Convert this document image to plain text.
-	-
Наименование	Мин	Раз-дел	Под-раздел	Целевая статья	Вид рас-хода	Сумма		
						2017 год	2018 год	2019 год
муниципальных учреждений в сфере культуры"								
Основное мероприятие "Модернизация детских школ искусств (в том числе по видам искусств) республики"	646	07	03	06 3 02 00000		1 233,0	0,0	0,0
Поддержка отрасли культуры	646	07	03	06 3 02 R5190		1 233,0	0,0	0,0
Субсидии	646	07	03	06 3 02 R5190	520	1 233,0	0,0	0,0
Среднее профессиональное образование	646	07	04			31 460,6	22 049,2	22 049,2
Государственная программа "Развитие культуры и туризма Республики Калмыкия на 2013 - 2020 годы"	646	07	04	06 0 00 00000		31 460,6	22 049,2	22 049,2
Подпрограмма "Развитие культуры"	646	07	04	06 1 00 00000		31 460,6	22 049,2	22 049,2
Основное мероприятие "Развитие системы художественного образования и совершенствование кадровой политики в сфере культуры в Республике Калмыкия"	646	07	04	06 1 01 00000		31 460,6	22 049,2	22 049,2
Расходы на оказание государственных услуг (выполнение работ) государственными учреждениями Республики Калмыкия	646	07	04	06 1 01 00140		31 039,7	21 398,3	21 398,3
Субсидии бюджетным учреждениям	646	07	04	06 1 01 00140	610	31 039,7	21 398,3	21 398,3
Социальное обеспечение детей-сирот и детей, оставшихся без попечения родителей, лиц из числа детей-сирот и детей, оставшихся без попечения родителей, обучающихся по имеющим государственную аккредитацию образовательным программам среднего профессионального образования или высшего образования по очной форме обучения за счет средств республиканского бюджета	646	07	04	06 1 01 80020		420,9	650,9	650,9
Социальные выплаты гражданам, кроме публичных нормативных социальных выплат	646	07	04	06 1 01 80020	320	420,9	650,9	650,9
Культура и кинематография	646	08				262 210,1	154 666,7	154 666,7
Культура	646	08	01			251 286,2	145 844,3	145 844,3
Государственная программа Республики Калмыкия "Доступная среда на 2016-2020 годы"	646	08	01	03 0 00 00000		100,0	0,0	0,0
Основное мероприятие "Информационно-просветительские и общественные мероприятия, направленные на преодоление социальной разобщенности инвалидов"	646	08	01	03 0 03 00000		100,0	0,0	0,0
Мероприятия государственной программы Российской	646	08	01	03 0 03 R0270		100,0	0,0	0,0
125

_Task goal_
Look through the entries above and report each line where the string "Основное" occurs.

_Output below_
Основное мероприятие "Модернизация детских школ искусств (в том числе по видам искусств) республики"	646	07	03	06 3 02 00000		1 233,0	0,0	0,0
Основное мероприятие "Развитие системы художественного образования и совершенствование кадровой политики в сфере культуры в Республике Калмыкия"	646	07	04	06 1 01 00000		31 460,6	22 049,2	22 049,2
Основное мероприятие "Информационно-просветительские и общественные мероприятия, направленные на преодоление социальной разобщенности инвалидов"	646	08	01	03 0 03 00000		100,0	0,0	0,0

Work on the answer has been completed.